This EULA governs Your use of: (a) the object code version of Dell branded 
software that is preinstalled on Dell hardware or otherwise provided to You 
pursuant to a purchase contract, quote, order form, invoice or online 
procurement process (each, an “Order”); (b) associated software license 
keys, if any (“License Keys”);
(c) updates to such software (“Updates”); (d) the documentation for such 
software; and (e) all copies of the foregoing (collectively, “Software”). 
If You accept this EULA, or if You install or use the Software, then You agree 
to this EULA unless You already have a signed agreement with Dell Marketing 
L.P. or one of its affiliates (“Dell”) that includes licensing terms that 
govern Your use of the Software (“Pre-Existing Agreement”). If You accept 
this EULA or install or use the Software on behalf of a business entity, then 
You represent that You have authority to take those actions, and this EULA will 
be binding on that business entity unless the entity already has a Pre-Existing 
Agreement. If You do not agree to this EULA, do not install or use the Software.
·····
| Your instructions |
Copy the software license passage above word for word, from start to finish.

| Rows |
·····
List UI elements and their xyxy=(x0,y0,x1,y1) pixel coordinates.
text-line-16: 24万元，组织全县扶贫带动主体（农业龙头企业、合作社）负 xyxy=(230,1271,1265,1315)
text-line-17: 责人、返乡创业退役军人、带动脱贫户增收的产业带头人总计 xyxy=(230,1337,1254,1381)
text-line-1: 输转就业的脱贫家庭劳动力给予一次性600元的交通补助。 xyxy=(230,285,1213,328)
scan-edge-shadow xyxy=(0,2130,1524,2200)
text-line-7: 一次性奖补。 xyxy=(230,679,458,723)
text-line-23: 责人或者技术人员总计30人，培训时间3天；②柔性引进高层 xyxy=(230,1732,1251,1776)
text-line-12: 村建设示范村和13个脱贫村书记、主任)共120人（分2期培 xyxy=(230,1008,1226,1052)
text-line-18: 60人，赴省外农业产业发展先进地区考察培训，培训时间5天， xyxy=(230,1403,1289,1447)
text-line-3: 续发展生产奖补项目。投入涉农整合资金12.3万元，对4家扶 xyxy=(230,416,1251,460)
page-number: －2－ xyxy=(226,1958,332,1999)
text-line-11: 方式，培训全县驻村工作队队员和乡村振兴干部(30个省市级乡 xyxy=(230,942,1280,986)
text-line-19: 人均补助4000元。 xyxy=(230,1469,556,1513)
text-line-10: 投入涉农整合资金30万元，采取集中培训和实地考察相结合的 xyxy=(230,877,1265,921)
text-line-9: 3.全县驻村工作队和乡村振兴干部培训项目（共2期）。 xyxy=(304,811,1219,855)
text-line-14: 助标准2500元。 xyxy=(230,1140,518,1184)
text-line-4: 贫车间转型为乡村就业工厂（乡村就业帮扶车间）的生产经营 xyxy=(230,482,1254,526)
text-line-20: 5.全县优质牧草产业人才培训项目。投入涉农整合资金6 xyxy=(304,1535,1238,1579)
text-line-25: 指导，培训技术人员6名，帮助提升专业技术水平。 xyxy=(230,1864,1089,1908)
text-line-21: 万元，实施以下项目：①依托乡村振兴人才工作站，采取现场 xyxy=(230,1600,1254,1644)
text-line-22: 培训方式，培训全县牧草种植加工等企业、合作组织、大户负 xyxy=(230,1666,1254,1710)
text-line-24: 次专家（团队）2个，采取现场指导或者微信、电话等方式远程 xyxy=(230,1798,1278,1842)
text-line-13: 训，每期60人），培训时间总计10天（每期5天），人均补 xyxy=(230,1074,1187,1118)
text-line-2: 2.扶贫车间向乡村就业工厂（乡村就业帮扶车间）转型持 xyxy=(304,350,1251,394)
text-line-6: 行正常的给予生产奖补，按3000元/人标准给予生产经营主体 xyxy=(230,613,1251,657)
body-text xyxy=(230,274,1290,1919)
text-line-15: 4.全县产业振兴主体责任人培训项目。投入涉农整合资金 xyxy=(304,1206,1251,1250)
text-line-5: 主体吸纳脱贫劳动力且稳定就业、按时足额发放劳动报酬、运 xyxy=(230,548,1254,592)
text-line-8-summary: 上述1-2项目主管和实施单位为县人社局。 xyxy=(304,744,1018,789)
·····
| Exercise result |
This EULA governs Your use of: (a) the object code version of Dell branded 
software that is preinstalled on Dell hardware or otherwise provided to You 
pursuant to a purchase contract, quote, order form, invoice or online 
procurement process (each, an “Order”); (b) associated software license 
keys, if any (“License Keys”);
(c) updates to such software (“Updates”); (d) the documentation for such 
software; and (e) all copies of the foregoing (collectively, “Software”). 
If You accept this EULA, or if You install or use the Software, then You agree 
to this EULA unless You already have a signed agreement with Dell Marketing 
L.P. or one of its affiliates (“Dell”) that includes licensing terms that 
govern Your use of the Software (“Pre-Existing Agreement”). If You accept 
this EULA or install or use the Software on behalf of a business entity, then 
You represent that You have authority to take those actions, and this EULA will 
be binding on that business entity unless the entity already has a Pre-Existing 
Agreement. If You do not agree to this EULA, do not install or use the Software.